#### Records for this task ####

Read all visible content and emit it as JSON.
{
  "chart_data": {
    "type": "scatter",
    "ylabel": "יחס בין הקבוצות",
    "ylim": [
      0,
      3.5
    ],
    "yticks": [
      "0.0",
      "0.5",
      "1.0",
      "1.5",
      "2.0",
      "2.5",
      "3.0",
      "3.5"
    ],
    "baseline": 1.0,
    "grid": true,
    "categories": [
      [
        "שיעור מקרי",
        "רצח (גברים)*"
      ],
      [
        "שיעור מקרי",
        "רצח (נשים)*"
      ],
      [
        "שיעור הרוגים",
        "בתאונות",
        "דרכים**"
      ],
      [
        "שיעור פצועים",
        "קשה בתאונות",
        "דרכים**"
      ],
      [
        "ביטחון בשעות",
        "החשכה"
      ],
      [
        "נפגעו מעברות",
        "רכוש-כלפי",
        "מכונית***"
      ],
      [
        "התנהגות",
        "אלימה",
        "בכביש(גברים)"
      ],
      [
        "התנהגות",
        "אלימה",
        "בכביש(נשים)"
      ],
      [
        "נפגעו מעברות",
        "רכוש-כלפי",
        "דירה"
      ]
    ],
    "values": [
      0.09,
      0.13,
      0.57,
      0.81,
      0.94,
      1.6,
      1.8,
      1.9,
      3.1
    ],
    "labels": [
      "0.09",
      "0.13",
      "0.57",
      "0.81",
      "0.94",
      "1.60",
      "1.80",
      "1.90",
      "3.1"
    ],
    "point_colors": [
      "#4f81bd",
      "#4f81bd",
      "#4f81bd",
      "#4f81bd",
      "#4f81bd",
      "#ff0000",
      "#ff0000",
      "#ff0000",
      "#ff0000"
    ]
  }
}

####

## Problem to solve
Would you give the material above again, complete and exact?

## Task answer
Read all visible content and emit it as JSON.
{
  "chart_data": {
    "type": "scatter",
    "ylabel": "יחס בין הקבוצות",
    "ylim": [
      0,
      3.5
    ],
    "yticks": [
      "0.0",
      "0.5",
      "1.0",
      "1.5",
      "2.0",
      "2.5",
      "3.0",
      "3.5"
    ],
    "baseline": 1.0,
    "grid": true,
    "categories": [
      [
        "שיעור מקרי",
        "רצח (גברים)*"
      ],
      [
        "שיעור מקרי",
        "רצח (נשים)*"
      ],
      [
        "שיעור הרוגים",
        "בתאונות",
        "דרכים**"
      ],
      [
        "שיעור פצועים",
        "קשה בתאונות",
        "דרכים**"
      ],
      [
        "ביטחון בשעות",
        "החשכה"
      ],
      [
        "נפגעו מעברות",
        "רכוש-כלפי",
        "מכונית***"
      ],
      [
        "התנהגות",
        "אלימה",
        "בכביש(גברים)"
      ],
      [
        "התנהגות",
        "אלימה",
        "בכביש(נשים)"
      ],
      [
        "נפגעו מעברות",
        "רכוש-כלפי",
        "דירה"
      ]
    ],
    "values": [
      0.09,
      0.13,
      0.57,
      0.81,
      0.94,
      1.6,
      1.8,
      1.9,
      3.1
    ],
    "labels": [
      "0.09",
      "0.13",
      "0.57",
      "0.81",
      "0.94",
      "1.60",
      "1.80",
      "1.90",
      "3.1"
    ],
    "point_colors": [
      "#4f81bd",
      "#4f81bd",
      "#4f81bd",
      "#4f81bd",
      "#4f81bd",
      "#ff0000",
      "#ff0000",
      "#ff0000",
      "#ff0000"
    ]
  }
}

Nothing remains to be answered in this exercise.